From the line that contains "Enumerate this screenshot's" down to the last line of the data below, restate every line word for word, skipping any images.

::::

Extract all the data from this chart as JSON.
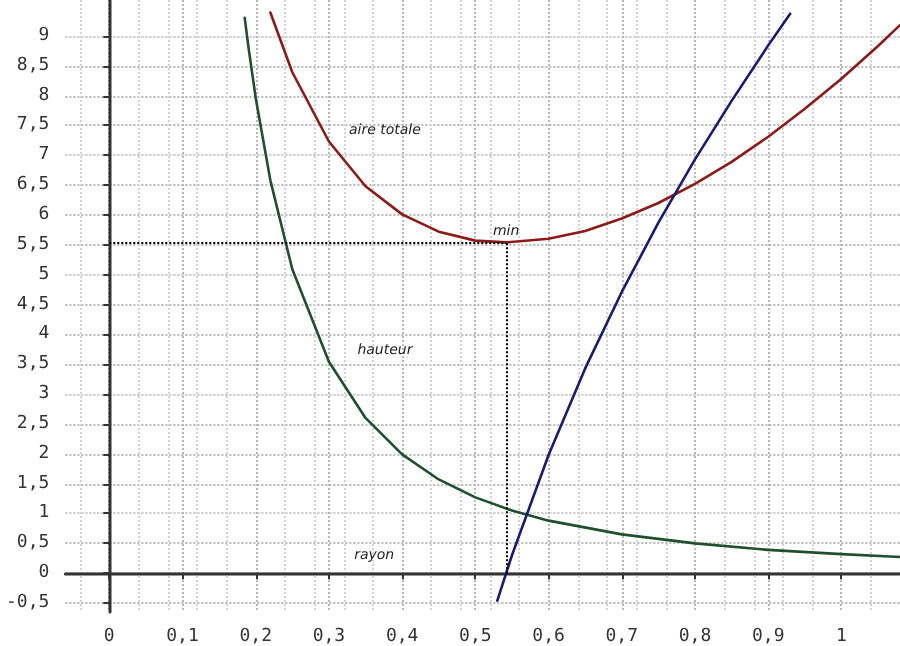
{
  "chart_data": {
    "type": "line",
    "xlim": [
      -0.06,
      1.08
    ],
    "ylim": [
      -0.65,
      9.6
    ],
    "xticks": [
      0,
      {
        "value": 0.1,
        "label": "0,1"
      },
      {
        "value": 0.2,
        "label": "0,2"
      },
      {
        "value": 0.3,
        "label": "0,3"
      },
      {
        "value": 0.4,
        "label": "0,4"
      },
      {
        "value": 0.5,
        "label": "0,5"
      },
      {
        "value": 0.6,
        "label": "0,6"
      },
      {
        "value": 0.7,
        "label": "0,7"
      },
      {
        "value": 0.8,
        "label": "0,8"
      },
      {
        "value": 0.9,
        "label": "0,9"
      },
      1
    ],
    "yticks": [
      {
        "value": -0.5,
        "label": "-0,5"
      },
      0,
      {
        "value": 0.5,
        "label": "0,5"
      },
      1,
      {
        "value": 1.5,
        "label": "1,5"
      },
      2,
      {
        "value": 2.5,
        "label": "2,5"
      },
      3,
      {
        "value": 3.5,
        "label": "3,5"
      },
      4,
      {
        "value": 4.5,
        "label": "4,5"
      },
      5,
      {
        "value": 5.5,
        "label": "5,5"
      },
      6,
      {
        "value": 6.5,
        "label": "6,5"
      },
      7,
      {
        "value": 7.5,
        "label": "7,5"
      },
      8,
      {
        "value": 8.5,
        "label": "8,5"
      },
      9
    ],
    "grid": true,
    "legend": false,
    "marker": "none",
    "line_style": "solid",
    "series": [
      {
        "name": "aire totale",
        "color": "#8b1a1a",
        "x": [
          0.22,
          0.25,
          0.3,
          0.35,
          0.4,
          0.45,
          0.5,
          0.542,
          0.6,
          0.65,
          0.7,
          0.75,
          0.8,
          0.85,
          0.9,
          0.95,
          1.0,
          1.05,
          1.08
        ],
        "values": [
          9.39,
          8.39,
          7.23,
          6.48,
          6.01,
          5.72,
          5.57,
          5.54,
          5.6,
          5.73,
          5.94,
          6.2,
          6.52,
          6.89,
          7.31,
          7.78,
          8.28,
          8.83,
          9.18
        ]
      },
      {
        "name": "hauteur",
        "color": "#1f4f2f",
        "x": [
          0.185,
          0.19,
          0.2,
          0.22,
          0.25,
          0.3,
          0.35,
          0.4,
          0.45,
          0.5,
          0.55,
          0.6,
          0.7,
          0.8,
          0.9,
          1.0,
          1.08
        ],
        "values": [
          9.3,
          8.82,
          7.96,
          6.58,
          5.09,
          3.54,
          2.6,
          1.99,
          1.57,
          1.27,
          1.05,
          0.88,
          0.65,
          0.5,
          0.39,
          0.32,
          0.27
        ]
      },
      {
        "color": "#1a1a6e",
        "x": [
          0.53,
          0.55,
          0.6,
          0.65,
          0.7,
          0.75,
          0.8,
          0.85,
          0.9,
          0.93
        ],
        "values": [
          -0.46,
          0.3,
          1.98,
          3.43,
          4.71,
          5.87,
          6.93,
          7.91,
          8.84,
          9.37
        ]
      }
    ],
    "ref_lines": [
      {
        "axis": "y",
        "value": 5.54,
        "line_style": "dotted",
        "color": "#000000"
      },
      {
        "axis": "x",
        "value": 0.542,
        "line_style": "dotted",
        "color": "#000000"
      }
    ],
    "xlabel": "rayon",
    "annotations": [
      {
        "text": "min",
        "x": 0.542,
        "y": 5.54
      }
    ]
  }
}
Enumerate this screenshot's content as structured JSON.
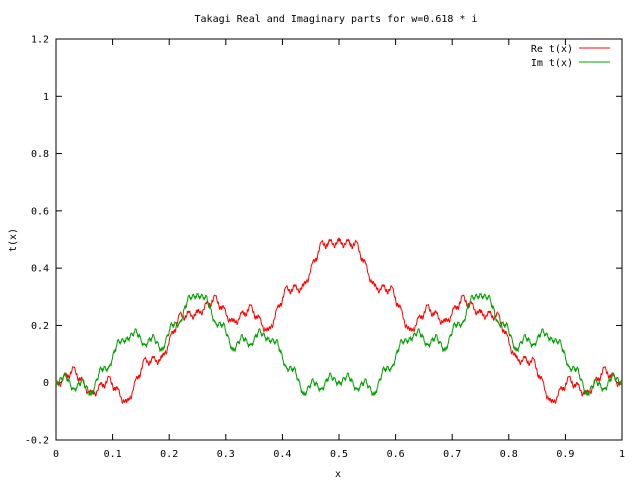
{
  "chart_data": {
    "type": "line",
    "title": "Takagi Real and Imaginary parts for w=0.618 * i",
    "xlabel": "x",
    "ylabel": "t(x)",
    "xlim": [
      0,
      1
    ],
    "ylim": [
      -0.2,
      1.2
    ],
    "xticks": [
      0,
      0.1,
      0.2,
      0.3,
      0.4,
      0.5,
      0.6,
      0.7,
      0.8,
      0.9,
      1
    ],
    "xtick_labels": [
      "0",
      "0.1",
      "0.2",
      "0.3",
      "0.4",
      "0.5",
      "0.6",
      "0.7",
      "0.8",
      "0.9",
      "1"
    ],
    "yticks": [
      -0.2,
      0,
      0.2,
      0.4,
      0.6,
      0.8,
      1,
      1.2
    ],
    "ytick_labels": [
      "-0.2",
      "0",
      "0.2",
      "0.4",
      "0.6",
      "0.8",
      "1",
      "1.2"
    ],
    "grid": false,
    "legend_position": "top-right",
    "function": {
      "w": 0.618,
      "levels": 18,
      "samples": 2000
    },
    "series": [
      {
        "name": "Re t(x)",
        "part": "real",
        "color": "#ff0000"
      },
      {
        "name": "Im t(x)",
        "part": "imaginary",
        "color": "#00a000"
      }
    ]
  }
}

::::

■ Result ■
Enumerate this screenshot's content as structured JSON.
{
  "chart_data": {
    "type": "line",
    "title": "Takagi Real and Imaginary parts for w=0.618 * i",
    "xlabel": "x",
    "ylabel": "t(x)",
    "xlim": [
      0,
      1
    ],
    "ylim": [
      -0.2,
      1.2
    ],
    "xticks": [
      0,
      0.1,
      0.2,
      0.3,
      0.4,
      0.5,
      0.6,
      0.7,
      0.8,
      0.9,
      1
    ],
    "xtick_labels": [
      "0",
      "0.1",
      "0.2",
      "0.3",
      "0.4",
      "0.5",
      "0.6",
      "0.7",
      "0.8",
      "0.9",
      "1"
    ],
    "yticks": [
      -0.2,
      0,
      0.2,
      0.4,
      0.6,
      0.8,
      1,
      1.2
    ],
    "ytick_labels": [
      "-0.2",
      "0",
      "0.2",
      "0.4",
      "0.6",
      "0.8",
      "1",
      "1.2"
    ],
    "grid": false,
    "legend_position": "top-right",
    "function": {
      "w": 0.618,
      "levels": 18,
      "samples": 2000
    },
    "series": [
      {
        "name": "Re t(x)",
        "part": "real",
        "color": "#ff0000"
      },
      {
        "name": "Im t(x)",
        "part": "imaginary",
        "color": "#00a000"
      }
    ]
  }
}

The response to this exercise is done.